>> START Supplied material

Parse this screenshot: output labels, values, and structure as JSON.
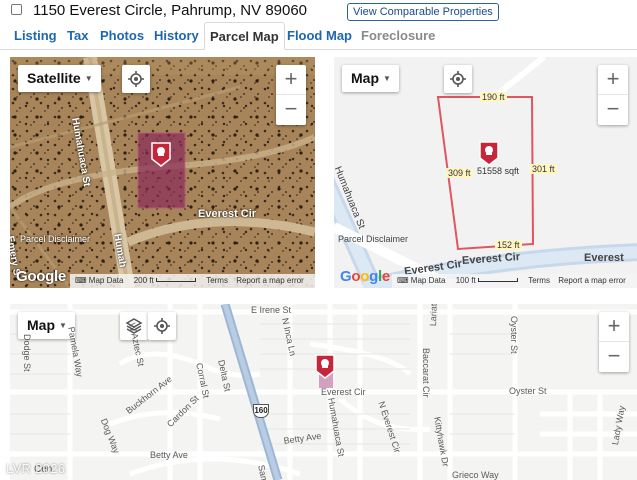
{
  "header": {
    "address": "1150 Everest Circle, Pahrump, NV 89060",
    "comparable_button": "View Comparable Properties"
  },
  "tabs": [
    {
      "label": "Listing",
      "state": "link"
    },
    {
      "label": "Tax",
      "state": "link"
    },
    {
      "label": "Photos",
      "state": "link"
    },
    {
      "label": "History",
      "state": "link"
    },
    {
      "label": "Parcel Map",
      "state": "active"
    },
    {
      "label": "Flood Map",
      "state": "link"
    },
    {
      "label": "Foreclosure",
      "state": "disabled"
    }
  ],
  "satellite_map": {
    "type_label": "Satellite",
    "street_labels": [
      "Humahuaca St",
      "Everest Cir",
      "Humah",
      "Emery S"
    ],
    "disclaimer": "Parcel Disclaimer",
    "footer": {
      "map_data": "Map Data",
      "scale": "200 ft",
      "terms": "Terms",
      "report": "Report a map error"
    },
    "google": "Google"
  },
  "parcel_map": {
    "type_label": "Map",
    "dimensions": {
      "top": "190 ft",
      "left": "309 ft",
      "right": "301 ft",
      "bottom": "152 ft"
    },
    "area": "51558 sqft",
    "street_labels": [
      "Humahuaca St",
      "Everest Cir",
      "Everest Cir",
      "Everest"
    ],
    "disclaimer": "Parcel Disclaimer",
    "footer": {
      "map_data": "Map Data",
      "scale": "100 ft",
      "terms": "Terms",
      "report": "Report a map error"
    },
    "google": "Google"
  },
  "area_map": {
    "type_label": "Map",
    "street_labels": [
      "E Irene St",
      "Oyster St",
      "N Inca Ln",
      "W Aztec St",
      "Pamela Way",
      "Dodge St",
      "Lariat Ln",
      "Corral St",
      "Delta St",
      "Buckhorn Ave",
      "Cardon St",
      "Baccarat Cir",
      "Everest Cir",
      "Oyster St",
      "Humahuaca St",
      "N Everest Cir",
      "Kittyhawk Dr",
      "Dog Way",
      "Betty Ave",
      "Betty Ave",
      "Grieco Way",
      "Lady Way",
      "Sam",
      "Cen"
    ],
    "highway_shield": "160"
  },
  "watermark": "LVR 2026",
  "colors": {
    "link": "#1c67b0",
    "parcel_outline": "#e0555f",
    "pin": "#c6263a"
  }
}
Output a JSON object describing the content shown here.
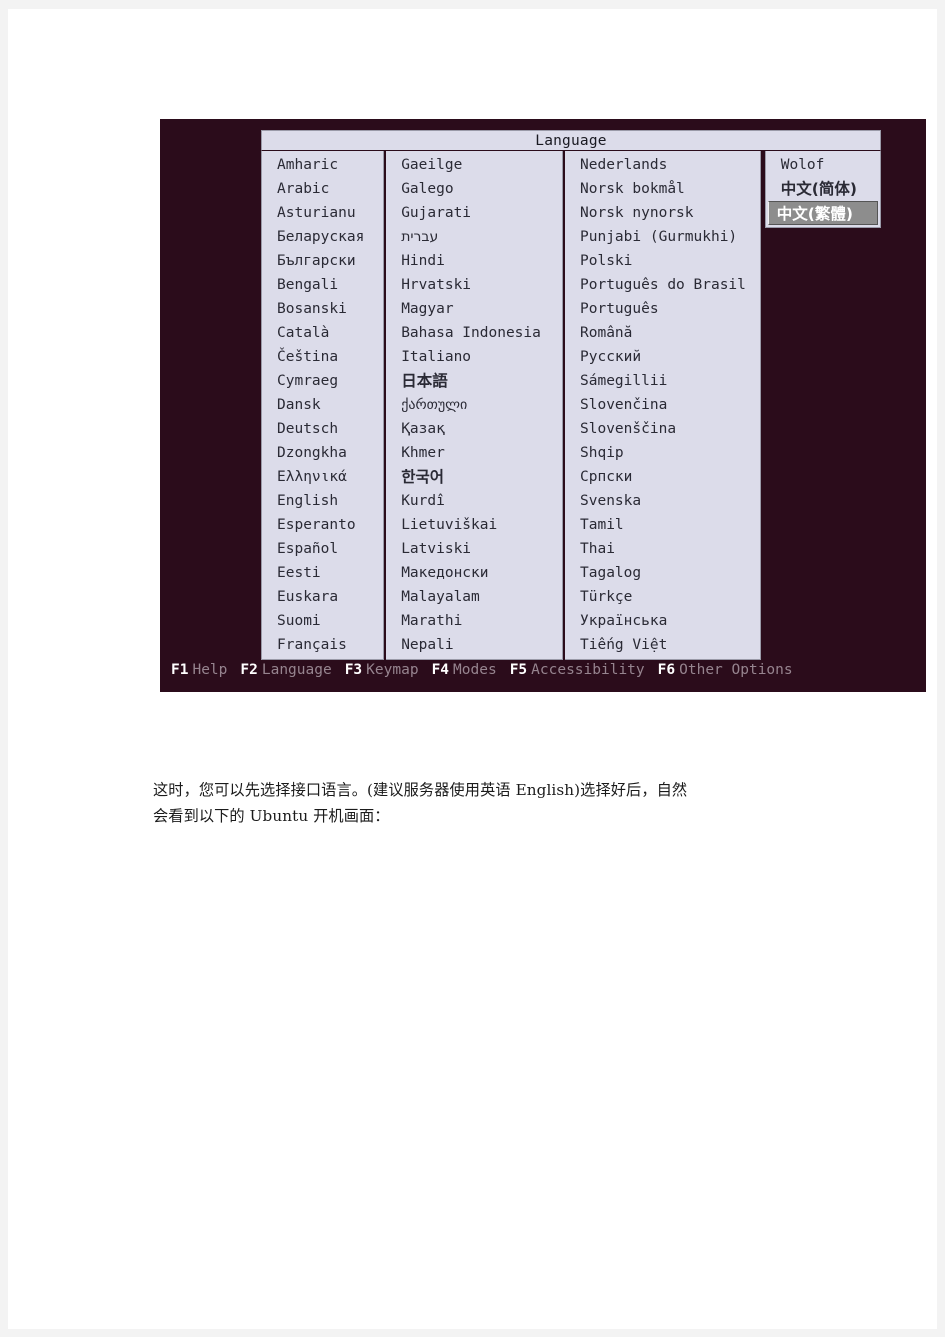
{
  "document": {
    "caption_line1": "这时，您可以先选择接口语言。(建议服务器使用英语 English)选择好后，自然",
    "caption_line2": "会看到以下的 Ubuntu 开机画面："
  },
  "terminal": {
    "background_color": "#2b0c1b",
    "panel_color": "#dcdcea",
    "highlight_color": "#8d8d8d",
    "dialog": {
      "title": "Language",
      "columns": [
        {
          "id": "column-1",
          "items": [
            {
              "label": "Amharic",
              "selected": false
            },
            {
              "label": "Arabic",
              "selected": false
            },
            {
              "label": "Asturianu",
              "selected": false
            },
            {
              "label": "Беларуская",
              "selected": false
            },
            {
              "label": "Български",
              "selected": false
            },
            {
              "label": "Bengali",
              "selected": false
            },
            {
              "label": "Bosanski",
              "selected": false
            },
            {
              "label": "Català",
              "selected": false
            },
            {
              "label": "Čeština",
              "selected": false
            },
            {
              "label": "Cymraeg",
              "selected": false
            },
            {
              "label": "Dansk",
              "selected": false
            },
            {
              "label": "Deutsch",
              "selected": false
            },
            {
              "label": "Dzongkha",
              "selected": false
            },
            {
              "label": "Ελληνικά",
              "selected": false
            },
            {
              "label": "English",
              "selected": false
            },
            {
              "label": "Esperanto",
              "selected": false
            },
            {
              "label": "Español",
              "selected": false
            },
            {
              "label": "Eesti",
              "selected": false
            },
            {
              "label": "Euskara",
              "selected": false
            },
            {
              "label": "Suomi",
              "selected": false
            },
            {
              "label": "Français",
              "selected": false
            }
          ]
        },
        {
          "id": "column-2",
          "items": [
            {
              "label": "Gaeilge",
              "selected": false
            },
            {
              "label": "Galego",
              "selected": false
            },
            {
              "label": "Gujarati",
              "selected": false
            },
            {
              "label": "עברית",
              "selected": false,
              "script": true
            },
            {
              "label": "Hindi",
              "selected": false
            },
            {
              "label": "Hrvatski",
              "selected": false
            },
            {
              "label": "Magyar",
              "selected": false
            },
            {
              "label": "Bahasa Indonesia",
              "selected": false
            },
            {
              "label": "Italiano",
              "selected": false
            },
            {
              "label": "日本語",
              "selected": false,
              "cjk": true
            },
            {
              "label": "ქართული",
              "selected": false,
              "script": true
            },
            {
              "label": "Қазақ",
              "selected": false
            },
            {
              "label": "Khmer",
              "selected": false
            },
            {
              "label": "한국어",
              "selected": false,
              "cjk": true
            },
            {
              "label": "Kurdî",
              "selected": false
            },
            {
              "label": "Lietuviškai",
              "selected": false
            },
            {
              "label": "Latviski",
              "selected": false
            },
            {
              "label": "Македонски",
              "selected": false
            },
            {
              "label": "Malayalam",
              "selected": false
            },
            {
              "label": "Marathi",
              "selected": false
            },
            {
              "label": "Nepali",
              "selected": false
            }
          ]
        },
        {
          "id": "column-3",
          "items": [
            {
              "label": "Nederlands",
              "selected": false
            },
            {
              "label": "Norsk bokmål",
              "selected": false
            },
            {
              "label": "Norsk nynorsk",
              "selected": false
            },
            {
              "label": "Punjabi (Gurmukhi)",
              "selected": false
            },
            {
              "label": "Polski",
              "selected": false
            },
            {
              "label": "Português do Brasil",
              "selected": false
            },
            {
              "label": "Português",
              "selected": false
            },
            {
              "label": "Română",
              "selected": false
            },
            {
              "label": "Русский",
              "selected": false
            },
            {
              "label": "Sámegillii",
              "selected": false
            },
            {
              "label": "Slovenčina",
              "selected": false
            },
            {
              "label": "Slovenščina",
              "selected": false
            },
            {
              "label": "Shqip",
              "selected": false
            },
            {
              "label": "Српски",
              "selected": false
            },
            {
              "label": "Svenska",
              "selected": false
            },
            {
              "label": "Tamil",
              "selected": false
            },
            {
              "label": "Thai",
              "selected": false
            },
            {
              "label": "Tagalog",
              "selected": false
            },
            {
              "label": "Türkçe",
              "selected": false
            },
            {
              "label": "Українська",
              "selected": false
            },
            {
              "label": "Tiếng Việt",
              "selected": false
            }
          ]
        },
        {
          "id": "column-4",
          "items": [
            {
              "label": "Wolof",
              "selected": false
            },
            {
              "label": "中文(简体)",
              "selected": false,
              "cjk": true
            },
            {
              "label": "中文(繁體)",
              "selected": true,
              "cjk": true
            }
          ]
        }
      ]
    },
    "function_keys": [
      {
        "key": "F1",
        "label": "Help"
      },
      {
        "key": "F2",
        "label": "Language"
      },
      {
        "key": "F3",
        "label": "Keymap"
      },
      {
        "key": "F4",
        "label": "Modes"
      },
      {
        "key": "F5",
        "label": "Accessibility"
      },
      {
        "key": "F6",
        "label": "Other Options"
      }
    ]
  }
}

>> END Supplied material

## What the task requires
The pictures should not appear in the copy; every other part of the records above must be returned exactly.

## Solution for this problem
Parse this screenshot: output labels, values, and structure as JSON.
{
  "header": {
    "address": "1150 Everest Circle, Pahrump, NV 89060",
    "comparable_button": "View Comparable Properties"
  },
  "tabs": [
    {
      "label": "Listing",
      "state": "link"
    },
    {
      "label": "Tax",
      "state": "link"
    },
    {
      "label": "Photos",
      "state": "link"
    },
    {
      "label": "History",
      "state": "link"
    },
    {
      "label": "Parcel Map",
      "state": "active"
    },
    {
      "label": "Flood Map",
      "state": "link"
    },
    {
      "label": "Foreclosure",
      "state": "disabled"
    }
  ],
  "satellite_map": {
    "type_label": "Satellite",
    "street_labels": [
      "Humahuaca St",
      "Everest Cir",
      "Humah",
      "Emery S"
    ],
    "disclaimer": "Parcel Disclaimer",
    "footer": {
      "map_data": "Map Data",
      "scale": "200 ft",
      "terms": "Terms",
      "report": "Report a map error"
    },
    "google": "Google"
  },
  "parcel_map": {
    "type_label": "Map",
    "dimensions": {
      "top": "190 ft",
      "left": "309 ft",
      "right": "301 ft",
      "bottom": "152 ft"
    },
    "area": "51558 sqft",
    "street_labels": [
      "Humahuaca St",
      "Everest Cir",
      "Everest Cir",
      "Everest"
    ],
    "disclaimer": "Parcel Disclaimer",
    "footer": {
      "map_data": "Map Data",
      "scale": "100 ft",
      "terms": "Terms",
      "report": "Report a map error"
    },
    "google": "Google"
  },
  "area_map": {
    "type_label": "Map",
    "street_labels": [
      "E Irene St",
      "Oyster St",
      "N Inca Ln",
      "W Aztec St",
      "Pamela Way",
      "Dodge St",
      "Lariat Ln",
      "Corral St",
      "Delta St",
      "Buckhorn Ave",
      "Cardon St",
      "Baccarat Cir",
      "Everest Cir",
      "Oyster St",
      "Humahuaca St",
      "N Everest Cir",
      "Kittyhawk Dr",
      "Dog Way",
      "Betty Ave",
      "Betty Ave",
      "Grieco Way",
      "Lady Way",
      "Sam",
      "Cen"
    ],
    "highway_shield": "160"
  },
  "watermark": "LVR 2026",
  "colors": {
    "link": "#1c67b0",
    "parcel_outline": "#e0555f",
    "pin": "#c6263a"
  }
}
Output a JSON object describing the content shown here.
{
  "document": {
    "caption_line1": "这时，您可以先选择接口语言。(建议服务器使用英语 English)选择好后，自然",
    "caption_line2": "会看到以下的 Ubuntu 开机画面："
  },
  "terminal": {
    "background_color": "#2b0c1b",
    "panel_color": "#dcdcea",
    "highlight_color": "#8d8d8d",
    "dialog": {
      "title": "Language",
      "columns": [
        {
          "id": "column-1",
          "items": [
            {
              "label": "Amharic",
              "selected": false
            },
            {
              "label": "Arabic",
              "selected": false
            },
            {
              "label": "Asturianu",
              "selected": false
            },
            {
              "label": "Беларуская",
              "selected": false
            },
            {
              "label": "Български",
              "selected": false
            },
            {
              "label": "Bengali",
              "selected": false
            },
            {
              "label": "Bosanski",
              "selected": false
            },
            {
              "label": "Català",
              "selected": false
            },
            {
              "label": "Čeština",
              "selected": false
            },
            {
              "label": "Cymraeg",
              "selected": false
            },
            {
              "label": "Dansk",
              "selected": false
            },
            {
              "label": "Deutsch",
              "selected": false
            },
            {
              "label": "Dzongkha",
              "selected": false
            },
            {
              "label": "Ελληνικά",
              "selected": false
            },
            {
              "label": "English",
              "selected": false
            },
            {
              "label": "Esperanto",
              "selected": false
            },
            {
              "label": "Español",
              "selected": false
            },
            {
              "label": "Eesti",
              "selected": false
            },
            {
              "label": "Euskara",
              "selected": false
            },
            {
              "label": "Suomi",
              "selected": false
            },
            {
              "label": "Français",
              "selected": false
            }
          ]
        },
        {
          "id": "column-2",
          "items": [
            {
              "label": "Gaeilge",
              "selected": false
            },
            {
              "label": "Galego",
              "selected": false
            },
            {
              "label": "Gujarati",
              "selected": false
            },
            {
              "label": "עברית",
              "selected": false,
              "script": true
            },
            {
              "label": "Hindi",
              "selected": false
            },
            {
              "label": "Hrvatski",
              "selected": false
            },
            {
              "label": "Magyar",
              "selected": false
            },
            {
              "label": "Bahasa Indonesia",
              "selected": false
            },
            {
              "label": "Italiano",
              "selected": false
            },
            {
              "label": "日本語",
              "selected": false,
              "cjk": true
            },
            {
              "label": "ქართული",
              "selected": false,
              "script": true
            },
            {
              "label": "Қазақ",
              "selected": false
            },
            {
              "label": "Khmer",
              "selected": false
            },
            {
              "label": "한국어",
              "selected": false,
              "cjk": true
            },
            {
              "label": "Kurdî",
              "selected": false
            },
            {
              "label": "Lietuviškai",
              "selected": false
            },
            {
              "label": "Latviski",
              "selected": false
            },
            {
              "label": "Македонски",
              "selected": false
            },
            {
              "label": "Malayalam",
              "selected": false
            },
            {
              "label": "Marathi",
              "selected": false
            },
            {
              "label": "Nepali",
              "selected": false
            }
          ]
        },
        {
          "id": "column-3",
          "items": [
            {
              "label": "Nederlands",
              "selected": false
            },
            {
              "label": "Norsk bokmål",
              "selected": false
            },
            {
              "label": "Norsk nynorsk",
              "selected": false
            },
            {
              "label": "Punjabi (Gurmukhi)",
              "selected": false
            },
            {
              "label": "Polski",
              "selected": false
            },
            {
              "label": "Português do Brasil",
              "selected": false
            },
            {
              "label": "Português",
              "selected": false
            },
            {
              "label": "Română",
              "selected": false
            },
            {
              "label": "Русский",
              "selected": false
            },
            {
              "label": "Sámegillii",
              "selected": false
            },
            {
              "label": "Slovenčina",
              "selected": false
            },
            {
              "label": "Slovenščina",
              "selected": false
            },
            {
              "label": "Shqip",
              "selected": false
            },
            {
              "label": "Српски",
              "selected": false
            },
            {
              "label": "Svenska",
              "selected": false
            },
            {
              "label": "Tamil",
              "selected": false
            },
            {
              "label": "Thai",
              "selected": false
            },
            {
              "label": "Tagalog",
              "selected": false
            },
            {
              "label": "Türkçe",
              "selected": false
            },
            {
              "label": "Українська",
              "selected": false
            },
            {
              "label": "Tiếng Việt",
              "selected": false
            }
          ]
        },
        {
          "id": "column-4",
          "items": [
            {
              "label": "Wolof",
              "selected": false
            },
            {
              "label": "中文(简体)",
              "selected": false,
              "cjk": true
            },
            {
              "label": "中文(繁體)",
              "selected": true,
              "cjk": true
            }
          ]
        }
      ]
    },
    "function_keys": [
      {
        "key": "F1",
        "label": "Help"
      },
      {
        "key": "F2",
        "label": "Language"
      },
      {
        "key": "F3",
        "label": "Keymap"
      },
      {
        "key": "F4",
        "label": "Modes"
      },
      {
        "key": "F5",
        "label": "Accessibility"
      },
      {
        "key": "F6",
        "label": "Other Options"
      }
    ]
  }
}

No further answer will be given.